── RECORDED INFORMATION

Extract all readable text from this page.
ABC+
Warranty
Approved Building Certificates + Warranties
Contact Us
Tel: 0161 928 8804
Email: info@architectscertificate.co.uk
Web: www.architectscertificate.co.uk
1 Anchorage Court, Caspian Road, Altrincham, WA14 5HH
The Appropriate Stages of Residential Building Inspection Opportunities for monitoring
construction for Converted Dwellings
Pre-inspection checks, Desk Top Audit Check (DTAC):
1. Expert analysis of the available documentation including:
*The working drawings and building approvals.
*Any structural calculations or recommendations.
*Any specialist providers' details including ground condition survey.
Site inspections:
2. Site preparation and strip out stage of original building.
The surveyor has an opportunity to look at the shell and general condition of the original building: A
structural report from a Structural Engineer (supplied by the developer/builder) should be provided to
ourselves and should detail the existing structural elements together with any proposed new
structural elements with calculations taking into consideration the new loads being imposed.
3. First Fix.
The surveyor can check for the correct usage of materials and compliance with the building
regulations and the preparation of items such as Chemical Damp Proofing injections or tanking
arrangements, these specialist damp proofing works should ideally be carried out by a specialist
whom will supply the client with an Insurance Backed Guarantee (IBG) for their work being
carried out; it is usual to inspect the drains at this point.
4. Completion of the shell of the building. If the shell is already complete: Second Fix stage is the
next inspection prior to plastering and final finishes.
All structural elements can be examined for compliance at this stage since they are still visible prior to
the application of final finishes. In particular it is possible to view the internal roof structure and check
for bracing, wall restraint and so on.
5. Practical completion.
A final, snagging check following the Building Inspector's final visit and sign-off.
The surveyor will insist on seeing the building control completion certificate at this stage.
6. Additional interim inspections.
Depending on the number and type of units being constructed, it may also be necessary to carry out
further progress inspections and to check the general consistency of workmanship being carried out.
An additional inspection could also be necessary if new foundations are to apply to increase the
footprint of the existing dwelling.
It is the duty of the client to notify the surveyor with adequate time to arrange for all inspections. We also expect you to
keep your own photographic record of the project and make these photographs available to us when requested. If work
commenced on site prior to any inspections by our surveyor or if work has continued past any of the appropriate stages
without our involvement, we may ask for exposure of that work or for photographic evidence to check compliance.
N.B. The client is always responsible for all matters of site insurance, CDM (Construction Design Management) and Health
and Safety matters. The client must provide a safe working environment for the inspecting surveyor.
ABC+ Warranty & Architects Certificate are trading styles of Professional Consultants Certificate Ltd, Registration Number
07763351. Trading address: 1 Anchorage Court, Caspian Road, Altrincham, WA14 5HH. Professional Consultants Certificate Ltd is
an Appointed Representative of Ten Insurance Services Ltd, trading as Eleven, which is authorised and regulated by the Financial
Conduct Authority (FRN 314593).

────

Print the complete listing again, exactly as it stands.

Extract all readable text from this page.
ABC+
Warranty
Approved Building Certificates + Warranties
Contact Us
Tel: 0161 928 8804
Email: info@architectscertificate.co.uk
Web: www.architectscertificate.co.uk
1 Anchorage Court, Caspian Road, Altrincham, WA14 5HH
The Appropriate Stages of Residential Building Inspection Opportunities for monitoring
construction for Converted Dwellings
Pre-inspection checks, Desk Top Audit Check (DTAC):
1. Expert analysis of the available documentation including:
*The working drawings and building approvals.
*Any structural calculations or recommendations.
*Any specialist providers' details including ground condition survey.
Site inspections:
2. Site preparation and strip out stage of original building.
The surveyor has an opportunity to look at the shell and general condition of the original building: A
structural report from a Structural Engineer (supplied by the developer/builder) should be provided to
ourselves and should detail the existing structural elements together with any proposed new
structural elements with calculations taking into consideration the new loads being imposed.
3. First Fix.
The surveyor can check for the correct usage of materials and compliance with the building
regulations and the preparation of items such as Chemical Damp Proofing injections or tanking
arrangements, these specialist damp proofing works should ideally be carried out by a specialist
whom will supply the client with an Insurance Backed Guarantee (IBG) for their work being
carried out; it is usual to inspect the drains at this point.
4. Completion of the shell of the building. If the shell is already complete: Second Fix stage is the
next inspection prior to plastering and final finishes.
All structural elements can be examined for compliance at this stage since they are still visible prior to
the application of final finishes. In particular it is possible to view the internal roof structure and check
for bracing, wall restraint and so on.
5. Practical completion.
A final, snagging check following the Building Inspector's final visit and sign-off.
The surveyor will insist on seeing the building control completion certificate at this stage.
6. Additional interim inspections.
Depending on the number and type of units being constructed, it may also be necessary to carry out
further progress inspections and to check the general consistency of workmanship being carried out.
An additional inspection could also be necessary if new foundations are to apply to increase the
footprint of the existing dwelling.
It is the duty of the client to notify the surveyor with adequate time to arrange for all inspections. We also expect you to
keep your own photographic record of the project and make these photographs available to us when requested. If work
commenced on site prior to any inspections by our surveyor or if work has continued past any of the appropriate stages
without our involvement, we may ask for exposure of that work or for photographic evidence to check compliance.
N.B. The client is always responsible for all matters of site insurance, CDM (Construction Design Management) and Health
and Safety matters. The client must provide a safe working environment for the inspecting surveyor.
ABC+ Warranty & Architects Certificate are trading styles of Professional Consultants Certificate Ltd, Registration Number
07763351. Trading address: 1 Anchorage Court, Caspian Road, Altrincham, WA14 5HH. Professional Consultants Certificate Ltd is
an Appointed Representative of Ten Insurance Services Ltd, trading as Eleven, which is authorised and regulated by the Financial
Conduct Authority (FRN 314593).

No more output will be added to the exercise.